Objective: Give every entry again, unchanged, and leave its images out.

[Records for this task start]

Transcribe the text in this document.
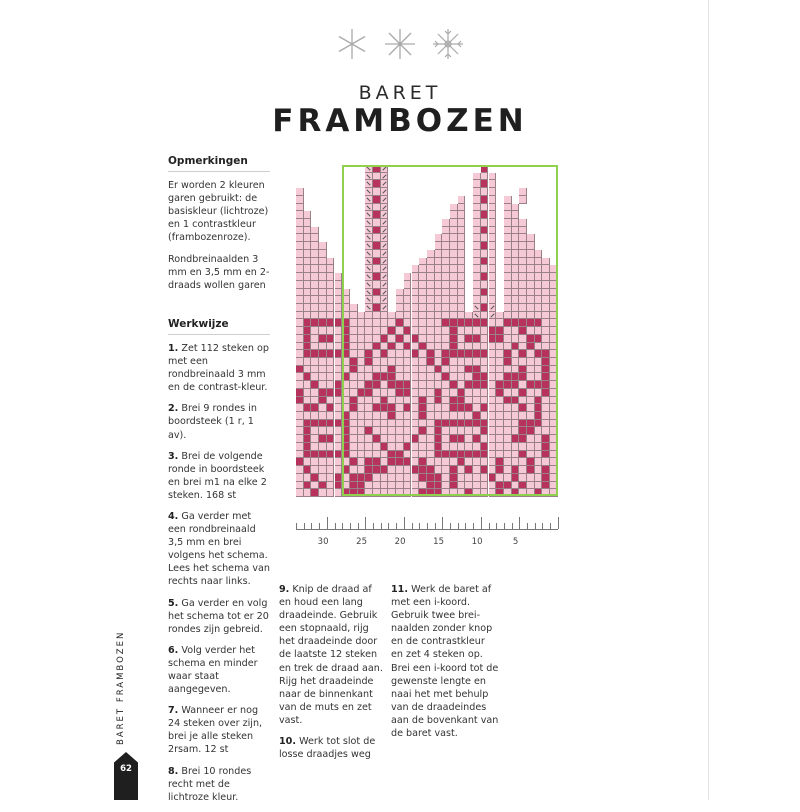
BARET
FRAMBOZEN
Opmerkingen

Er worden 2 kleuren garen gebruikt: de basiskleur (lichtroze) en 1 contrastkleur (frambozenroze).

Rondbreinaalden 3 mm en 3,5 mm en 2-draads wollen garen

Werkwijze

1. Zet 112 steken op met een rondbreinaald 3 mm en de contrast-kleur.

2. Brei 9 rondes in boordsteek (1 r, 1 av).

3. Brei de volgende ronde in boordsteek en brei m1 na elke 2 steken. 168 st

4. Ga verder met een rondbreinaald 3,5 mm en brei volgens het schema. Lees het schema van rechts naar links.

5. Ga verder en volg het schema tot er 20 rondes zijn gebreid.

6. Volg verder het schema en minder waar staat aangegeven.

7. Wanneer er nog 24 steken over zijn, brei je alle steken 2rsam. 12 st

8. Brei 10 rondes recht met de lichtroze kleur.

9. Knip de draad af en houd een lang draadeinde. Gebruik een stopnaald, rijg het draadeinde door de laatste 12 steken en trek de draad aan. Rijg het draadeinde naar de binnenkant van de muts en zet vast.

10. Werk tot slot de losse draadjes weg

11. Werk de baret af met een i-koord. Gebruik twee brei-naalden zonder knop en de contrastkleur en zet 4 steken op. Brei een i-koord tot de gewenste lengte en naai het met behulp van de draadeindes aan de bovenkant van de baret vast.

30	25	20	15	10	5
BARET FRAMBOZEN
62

[Records for this task end]

Expected answer:
Transcribe the text in this document.
BARET
FRAMBOZEN
Opmerkingen

Er worden 2 kleuren garen gebruikt: de basiskleur (lichtroze) en 1 contrastkleur (frambozenroze).

Rondbreinaalden 3 mm en 3,5 mm en 2-draads wollen garen

Werkwijze

1. Zet 112 steken op met een rondbreinaald 3 mm en de contrast-kleur.

2. Brei 9 rondes in boordsteek (1 r, 1 av).

3. Brei de volgende ronde in boordsteek en brei m1 na elke 2 steken. 168 st

4. Ga verder met een rondbreinaald 3,5 mm en brei volgens het schema. Lees het schema van rechts naar links.

5. Ga verder en volg het schema tot er 20 rondes zijn gebreid.

6. Volg verder het schema en minder waar staat aangegeven.

7. Wanneer er nog 24 steken over zijn, brei je alle steken 2rsam. 12 st

8. Brei 10 rondes recht met de lichtroze kleur.

9. Knip de draad af en houd een lang draadeinde. Gebruik een stopnaald, rijg het draadeinde door de laatste 12 steken en trek de draad aan. Rijg het draadeinde naar de binnenkant van de muts en zet vast.

10. Werk tot slot de losse draadjes weg

11. Werk de baret af met een i-koord. Gebruik twee brei-naalden zonder knop en de contrastkleur en zet 4 steken op. Brei een i-koord tot de gewenste lengte en naai het met behulp van de draadeindes aan de bovenkant van de baret vast.

30	25	20	15	10	5
BARET FRAMBOZEN
62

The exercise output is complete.